BEGIN GIVEN TEXT

Union Leaders Condemn Trump’s Federal Workers Return to Office Mandate
Trump signed an executive order requiring federal government employees to return to the office. Union leaders opposed the mandate
- Trump signed an executive order requiring federal government employees to return to the office.
- Union leaders opposed the mandate and said it was based on misconceptions about federal workers.
- They also said telework was crucial for recruiting talent and emergency preparedness.
Leaders of unions representing federal government employees say President Donald Trump‘s return-to-office mandate won’t make the government more efficient — and could have some unintended consequences.
Randy Erwin, national president of the National Federation of Federal Employees, or NFFE, and Everett Kelley, national president of the American Federation of Government Employees, or AFGE, said the RTO mandate would make the government less effective.
“They’re trying to score political points by insinuating that people on telework aren’t coming to work when nothing could be further from the truth,” Erwin told Business Insider in an interview.
If not for telework and other family-friendly work methods, the federal government “would not be able to recruit and retain the talent that it needs,” Erwin said. The NFFE is the oldest union in the US and represents more than 110,000 federal workers.
“When you can’t make anywhere near what you could be making in the private sector, some family, flexible work policies become a very, very important thing,” he said, adding that some current federal workers may also choose to leave.
Kelley, who leads AFGE, the largest federal employee union representing 800,000 members, also said telework was important to attracting and retaining top talent within the federal government.
“Providing eligible employees with the opportunity to work hybrid schedules is a key tool for recruiting and retaining workers in both the public and private sectors,” Kelley said in a statement.
Erwin told BI the mandate suggested a lack of understanding about how the federal government works and that “there’s this myth that federal workers aren’t coming to work.”
An August report from the Office of Management and Budget found that about 10% of civilian workers across two dozen agencies worked remotely without expectations that they would regularly work in the office.

END GIVEN TEXT
BEGIN DATASET ENTRIES

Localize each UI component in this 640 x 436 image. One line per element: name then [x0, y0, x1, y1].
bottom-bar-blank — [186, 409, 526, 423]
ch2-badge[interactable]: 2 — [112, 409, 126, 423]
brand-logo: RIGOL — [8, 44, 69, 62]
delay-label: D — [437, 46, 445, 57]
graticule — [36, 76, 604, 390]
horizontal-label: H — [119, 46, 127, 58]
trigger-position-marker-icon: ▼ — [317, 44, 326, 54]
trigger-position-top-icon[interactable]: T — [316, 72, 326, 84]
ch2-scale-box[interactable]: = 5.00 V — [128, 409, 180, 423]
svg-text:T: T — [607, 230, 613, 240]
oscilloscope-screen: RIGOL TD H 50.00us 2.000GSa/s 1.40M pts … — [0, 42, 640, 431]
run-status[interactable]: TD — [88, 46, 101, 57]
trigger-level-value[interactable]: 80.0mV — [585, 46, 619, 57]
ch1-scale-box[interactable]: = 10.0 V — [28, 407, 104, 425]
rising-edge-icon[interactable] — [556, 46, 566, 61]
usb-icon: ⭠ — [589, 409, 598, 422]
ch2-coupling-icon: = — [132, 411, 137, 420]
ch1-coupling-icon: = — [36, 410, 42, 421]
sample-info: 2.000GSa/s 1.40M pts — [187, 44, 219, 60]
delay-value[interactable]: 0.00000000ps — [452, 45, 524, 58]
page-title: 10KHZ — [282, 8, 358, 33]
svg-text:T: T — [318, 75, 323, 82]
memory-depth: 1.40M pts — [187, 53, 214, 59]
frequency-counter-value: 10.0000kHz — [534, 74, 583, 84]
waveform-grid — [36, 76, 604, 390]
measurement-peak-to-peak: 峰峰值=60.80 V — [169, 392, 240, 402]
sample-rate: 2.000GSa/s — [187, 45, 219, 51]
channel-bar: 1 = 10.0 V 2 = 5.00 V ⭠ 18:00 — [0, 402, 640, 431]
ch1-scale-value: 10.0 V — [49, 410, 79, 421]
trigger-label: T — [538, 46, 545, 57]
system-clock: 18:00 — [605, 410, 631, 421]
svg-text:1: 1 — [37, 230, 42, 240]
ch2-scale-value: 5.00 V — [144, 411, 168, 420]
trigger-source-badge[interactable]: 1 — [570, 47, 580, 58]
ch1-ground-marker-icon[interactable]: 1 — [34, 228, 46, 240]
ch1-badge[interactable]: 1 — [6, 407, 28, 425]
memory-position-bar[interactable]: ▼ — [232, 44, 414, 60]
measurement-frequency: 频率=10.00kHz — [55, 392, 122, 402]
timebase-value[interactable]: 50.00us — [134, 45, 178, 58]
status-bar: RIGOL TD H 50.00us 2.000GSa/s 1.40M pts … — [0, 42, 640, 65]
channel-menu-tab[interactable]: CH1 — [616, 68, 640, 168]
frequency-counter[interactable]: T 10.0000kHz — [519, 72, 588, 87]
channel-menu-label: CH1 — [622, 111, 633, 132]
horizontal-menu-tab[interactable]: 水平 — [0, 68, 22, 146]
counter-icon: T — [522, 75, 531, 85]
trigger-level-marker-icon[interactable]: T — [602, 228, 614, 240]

END DATASET ENTRIES

## REQUIREMENT
Reproduce the passage of the return-to-office article starting with "Erwin told BI" and going on through "in the office.".

## EXPECTED OUTPUT
Erwin told BI the mandate suggested a lack of understanding about how the federal government works and that “there’s this myth that federal workers aren’t coming to work.”
An August report from the Office of Management and Budget found that about 10% of civilian workers across two dozen agencies worked remotely without expectations that they would regularly work in the office.